____ Input

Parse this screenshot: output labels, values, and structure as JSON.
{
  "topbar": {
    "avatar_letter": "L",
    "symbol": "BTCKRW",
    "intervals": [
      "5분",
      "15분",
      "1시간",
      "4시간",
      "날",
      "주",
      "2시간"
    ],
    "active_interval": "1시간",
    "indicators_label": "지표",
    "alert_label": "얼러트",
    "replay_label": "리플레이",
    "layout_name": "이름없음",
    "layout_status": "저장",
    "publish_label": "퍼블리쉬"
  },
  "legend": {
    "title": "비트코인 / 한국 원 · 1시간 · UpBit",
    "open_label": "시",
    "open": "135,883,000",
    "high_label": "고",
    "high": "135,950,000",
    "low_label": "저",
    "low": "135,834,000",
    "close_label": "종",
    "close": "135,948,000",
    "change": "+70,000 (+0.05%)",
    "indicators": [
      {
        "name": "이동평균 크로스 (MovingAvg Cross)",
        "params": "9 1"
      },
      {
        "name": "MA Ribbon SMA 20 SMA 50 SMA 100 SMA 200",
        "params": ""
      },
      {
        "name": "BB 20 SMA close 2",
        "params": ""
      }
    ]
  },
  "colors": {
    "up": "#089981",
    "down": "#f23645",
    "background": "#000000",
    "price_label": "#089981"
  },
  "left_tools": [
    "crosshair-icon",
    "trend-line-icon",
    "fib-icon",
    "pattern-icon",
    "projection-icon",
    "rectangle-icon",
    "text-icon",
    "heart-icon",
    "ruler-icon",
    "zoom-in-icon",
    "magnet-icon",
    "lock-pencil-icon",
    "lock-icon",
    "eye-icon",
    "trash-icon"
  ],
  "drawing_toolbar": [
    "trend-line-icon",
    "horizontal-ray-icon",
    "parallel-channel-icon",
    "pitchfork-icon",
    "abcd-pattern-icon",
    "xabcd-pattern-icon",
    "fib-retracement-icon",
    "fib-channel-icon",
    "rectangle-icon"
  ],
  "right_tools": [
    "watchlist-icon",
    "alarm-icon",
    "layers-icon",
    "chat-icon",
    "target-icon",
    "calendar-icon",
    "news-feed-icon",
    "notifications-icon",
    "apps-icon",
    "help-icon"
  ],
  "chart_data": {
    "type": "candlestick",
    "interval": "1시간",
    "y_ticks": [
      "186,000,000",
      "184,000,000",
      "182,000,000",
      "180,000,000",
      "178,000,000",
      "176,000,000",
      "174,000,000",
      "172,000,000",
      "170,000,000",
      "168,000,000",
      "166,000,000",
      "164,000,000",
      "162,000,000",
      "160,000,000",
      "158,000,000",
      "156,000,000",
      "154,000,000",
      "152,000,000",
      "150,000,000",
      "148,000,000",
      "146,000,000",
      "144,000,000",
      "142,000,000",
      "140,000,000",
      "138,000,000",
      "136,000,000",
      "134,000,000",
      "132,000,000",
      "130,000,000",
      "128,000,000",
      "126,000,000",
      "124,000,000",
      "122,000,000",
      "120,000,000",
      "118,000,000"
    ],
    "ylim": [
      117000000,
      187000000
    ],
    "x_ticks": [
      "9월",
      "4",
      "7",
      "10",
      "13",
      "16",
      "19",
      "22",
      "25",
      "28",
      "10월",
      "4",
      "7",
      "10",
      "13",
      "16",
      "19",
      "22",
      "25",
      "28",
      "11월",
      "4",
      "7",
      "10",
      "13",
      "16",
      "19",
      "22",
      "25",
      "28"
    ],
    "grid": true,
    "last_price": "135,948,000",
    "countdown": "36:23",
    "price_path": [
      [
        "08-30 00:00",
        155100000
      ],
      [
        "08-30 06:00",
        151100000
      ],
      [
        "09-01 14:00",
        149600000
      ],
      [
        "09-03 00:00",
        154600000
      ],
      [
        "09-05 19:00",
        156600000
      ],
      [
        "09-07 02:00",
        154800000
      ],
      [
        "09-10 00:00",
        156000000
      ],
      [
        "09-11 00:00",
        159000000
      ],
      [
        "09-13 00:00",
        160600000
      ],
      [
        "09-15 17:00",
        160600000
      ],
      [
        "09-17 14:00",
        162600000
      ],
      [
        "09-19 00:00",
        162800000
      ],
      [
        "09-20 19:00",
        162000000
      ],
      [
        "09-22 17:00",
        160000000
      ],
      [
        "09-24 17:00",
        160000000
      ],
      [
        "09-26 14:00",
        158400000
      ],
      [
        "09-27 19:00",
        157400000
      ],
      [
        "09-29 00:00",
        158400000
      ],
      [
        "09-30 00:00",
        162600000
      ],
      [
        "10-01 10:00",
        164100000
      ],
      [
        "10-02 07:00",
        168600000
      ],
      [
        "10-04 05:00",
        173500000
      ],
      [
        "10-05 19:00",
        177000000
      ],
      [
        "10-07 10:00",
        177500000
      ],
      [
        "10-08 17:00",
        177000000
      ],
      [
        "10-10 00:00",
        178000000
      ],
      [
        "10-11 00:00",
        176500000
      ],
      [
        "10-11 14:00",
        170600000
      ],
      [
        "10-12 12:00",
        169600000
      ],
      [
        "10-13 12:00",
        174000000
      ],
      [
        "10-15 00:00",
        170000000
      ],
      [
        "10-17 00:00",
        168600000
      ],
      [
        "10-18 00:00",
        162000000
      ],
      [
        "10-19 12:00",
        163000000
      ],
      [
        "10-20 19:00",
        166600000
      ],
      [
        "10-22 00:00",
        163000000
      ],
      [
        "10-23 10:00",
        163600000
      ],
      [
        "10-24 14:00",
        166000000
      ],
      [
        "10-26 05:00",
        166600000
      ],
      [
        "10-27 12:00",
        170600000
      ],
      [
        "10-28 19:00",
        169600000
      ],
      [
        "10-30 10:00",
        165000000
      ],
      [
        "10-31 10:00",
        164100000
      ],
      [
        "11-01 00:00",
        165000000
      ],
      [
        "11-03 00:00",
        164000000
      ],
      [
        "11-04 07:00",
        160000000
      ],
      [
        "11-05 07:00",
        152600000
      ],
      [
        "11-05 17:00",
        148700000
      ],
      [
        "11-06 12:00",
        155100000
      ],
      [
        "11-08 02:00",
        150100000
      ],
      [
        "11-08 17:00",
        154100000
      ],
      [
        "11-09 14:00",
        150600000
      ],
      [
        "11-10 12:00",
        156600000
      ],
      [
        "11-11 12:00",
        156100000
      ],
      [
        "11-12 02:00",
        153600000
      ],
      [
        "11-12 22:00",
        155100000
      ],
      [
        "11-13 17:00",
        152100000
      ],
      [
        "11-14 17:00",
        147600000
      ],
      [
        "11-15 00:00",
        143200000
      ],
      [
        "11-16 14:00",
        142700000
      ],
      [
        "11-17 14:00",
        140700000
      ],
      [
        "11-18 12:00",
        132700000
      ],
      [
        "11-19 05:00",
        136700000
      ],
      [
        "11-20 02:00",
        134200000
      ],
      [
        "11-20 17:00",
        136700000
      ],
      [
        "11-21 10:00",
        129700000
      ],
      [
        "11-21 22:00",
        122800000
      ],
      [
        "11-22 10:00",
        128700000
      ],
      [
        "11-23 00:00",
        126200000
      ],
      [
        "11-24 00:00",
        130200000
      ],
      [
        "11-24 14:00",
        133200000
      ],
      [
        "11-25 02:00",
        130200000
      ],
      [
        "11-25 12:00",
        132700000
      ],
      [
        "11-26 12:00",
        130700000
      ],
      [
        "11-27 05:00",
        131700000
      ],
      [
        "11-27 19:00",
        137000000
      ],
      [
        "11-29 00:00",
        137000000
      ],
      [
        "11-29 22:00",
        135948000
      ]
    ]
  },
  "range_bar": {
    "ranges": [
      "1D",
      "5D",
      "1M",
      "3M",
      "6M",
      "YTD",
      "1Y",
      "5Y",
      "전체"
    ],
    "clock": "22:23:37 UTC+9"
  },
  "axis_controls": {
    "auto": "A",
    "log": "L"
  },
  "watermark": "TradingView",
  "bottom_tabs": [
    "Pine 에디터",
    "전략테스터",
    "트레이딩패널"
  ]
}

________
____ Input

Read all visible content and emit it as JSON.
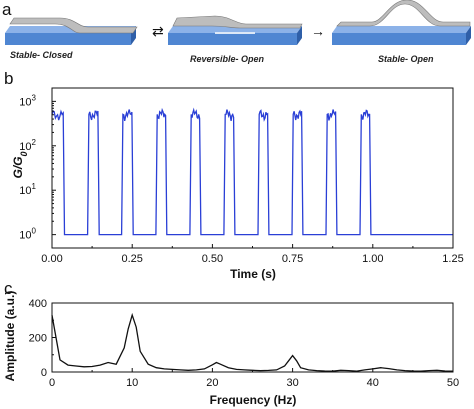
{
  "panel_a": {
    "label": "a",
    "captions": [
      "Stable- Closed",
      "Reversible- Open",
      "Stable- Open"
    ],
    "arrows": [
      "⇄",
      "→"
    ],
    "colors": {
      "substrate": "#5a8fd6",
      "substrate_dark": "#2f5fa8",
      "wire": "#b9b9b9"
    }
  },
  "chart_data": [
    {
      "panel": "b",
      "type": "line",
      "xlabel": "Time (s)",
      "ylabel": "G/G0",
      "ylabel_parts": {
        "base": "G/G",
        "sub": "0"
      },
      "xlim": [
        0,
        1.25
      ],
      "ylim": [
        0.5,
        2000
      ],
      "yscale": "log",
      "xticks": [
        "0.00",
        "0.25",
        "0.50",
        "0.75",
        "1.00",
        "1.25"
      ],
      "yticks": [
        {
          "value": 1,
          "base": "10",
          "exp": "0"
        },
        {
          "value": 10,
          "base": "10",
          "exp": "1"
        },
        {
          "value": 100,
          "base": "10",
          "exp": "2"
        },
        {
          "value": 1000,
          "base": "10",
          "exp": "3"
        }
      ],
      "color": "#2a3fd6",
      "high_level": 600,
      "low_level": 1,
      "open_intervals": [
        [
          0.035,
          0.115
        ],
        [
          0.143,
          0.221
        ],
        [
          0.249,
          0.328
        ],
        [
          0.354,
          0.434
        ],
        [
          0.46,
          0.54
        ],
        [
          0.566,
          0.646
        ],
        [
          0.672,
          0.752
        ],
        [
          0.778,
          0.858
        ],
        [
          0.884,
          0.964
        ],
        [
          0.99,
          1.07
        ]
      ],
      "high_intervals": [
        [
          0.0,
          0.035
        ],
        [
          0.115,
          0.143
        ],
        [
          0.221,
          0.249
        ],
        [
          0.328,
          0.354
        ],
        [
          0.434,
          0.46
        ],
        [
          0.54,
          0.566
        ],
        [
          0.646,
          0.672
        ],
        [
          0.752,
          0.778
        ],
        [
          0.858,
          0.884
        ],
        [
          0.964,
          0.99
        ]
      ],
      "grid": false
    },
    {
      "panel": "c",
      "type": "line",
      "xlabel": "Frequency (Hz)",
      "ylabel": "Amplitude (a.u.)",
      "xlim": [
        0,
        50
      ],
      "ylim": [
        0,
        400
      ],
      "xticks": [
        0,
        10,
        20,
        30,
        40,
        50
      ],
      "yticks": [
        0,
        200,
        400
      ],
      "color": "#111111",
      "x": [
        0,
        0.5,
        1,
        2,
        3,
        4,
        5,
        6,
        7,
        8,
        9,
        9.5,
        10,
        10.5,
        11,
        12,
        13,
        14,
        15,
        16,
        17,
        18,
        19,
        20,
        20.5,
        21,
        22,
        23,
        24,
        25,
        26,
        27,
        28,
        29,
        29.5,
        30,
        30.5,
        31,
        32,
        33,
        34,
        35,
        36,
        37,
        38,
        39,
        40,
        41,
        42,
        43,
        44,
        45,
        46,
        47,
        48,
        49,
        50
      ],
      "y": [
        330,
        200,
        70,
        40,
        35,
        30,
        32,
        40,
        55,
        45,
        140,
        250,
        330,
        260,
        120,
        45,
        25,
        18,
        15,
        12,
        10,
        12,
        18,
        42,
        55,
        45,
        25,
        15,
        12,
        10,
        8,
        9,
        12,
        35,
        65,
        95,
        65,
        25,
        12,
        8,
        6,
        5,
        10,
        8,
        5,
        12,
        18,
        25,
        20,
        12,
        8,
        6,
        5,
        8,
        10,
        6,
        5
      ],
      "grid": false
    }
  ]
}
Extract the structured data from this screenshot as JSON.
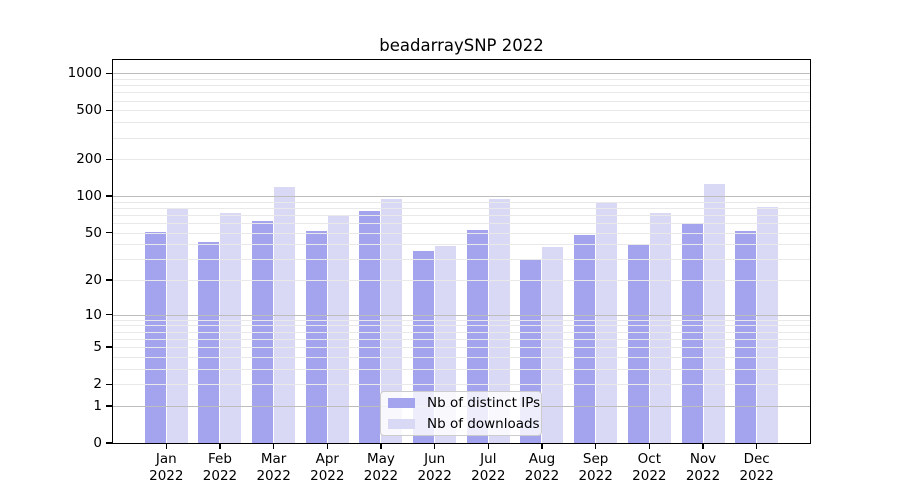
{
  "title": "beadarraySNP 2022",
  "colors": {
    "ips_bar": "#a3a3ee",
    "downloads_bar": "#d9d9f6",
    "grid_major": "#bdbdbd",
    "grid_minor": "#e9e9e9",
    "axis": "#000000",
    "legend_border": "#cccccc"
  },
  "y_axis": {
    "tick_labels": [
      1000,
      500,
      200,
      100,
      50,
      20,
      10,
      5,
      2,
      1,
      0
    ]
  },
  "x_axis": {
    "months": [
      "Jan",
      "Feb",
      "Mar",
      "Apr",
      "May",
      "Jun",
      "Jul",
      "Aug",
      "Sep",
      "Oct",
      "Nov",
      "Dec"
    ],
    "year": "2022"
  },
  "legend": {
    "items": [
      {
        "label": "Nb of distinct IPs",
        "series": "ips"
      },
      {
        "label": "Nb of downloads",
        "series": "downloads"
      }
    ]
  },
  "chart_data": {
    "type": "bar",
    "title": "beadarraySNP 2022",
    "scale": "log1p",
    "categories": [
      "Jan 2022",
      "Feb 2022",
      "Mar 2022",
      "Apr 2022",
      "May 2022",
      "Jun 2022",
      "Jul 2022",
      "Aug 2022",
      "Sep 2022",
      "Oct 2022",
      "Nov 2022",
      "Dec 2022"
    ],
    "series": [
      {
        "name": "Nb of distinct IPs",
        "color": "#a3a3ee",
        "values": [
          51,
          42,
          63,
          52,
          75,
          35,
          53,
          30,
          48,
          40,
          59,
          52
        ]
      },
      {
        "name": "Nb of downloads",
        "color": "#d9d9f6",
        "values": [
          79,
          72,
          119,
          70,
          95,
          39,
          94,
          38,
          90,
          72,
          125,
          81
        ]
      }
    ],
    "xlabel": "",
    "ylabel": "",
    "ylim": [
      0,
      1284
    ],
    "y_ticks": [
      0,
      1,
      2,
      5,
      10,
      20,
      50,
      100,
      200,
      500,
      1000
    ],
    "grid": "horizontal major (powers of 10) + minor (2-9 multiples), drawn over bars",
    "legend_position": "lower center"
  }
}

________

Track down the lines that include the word "this" and copy them.

Output of the exercise:
Parse this screenshot: output labels, values, and structure as JSON.
Extract the structured data from this screenshot as JSON.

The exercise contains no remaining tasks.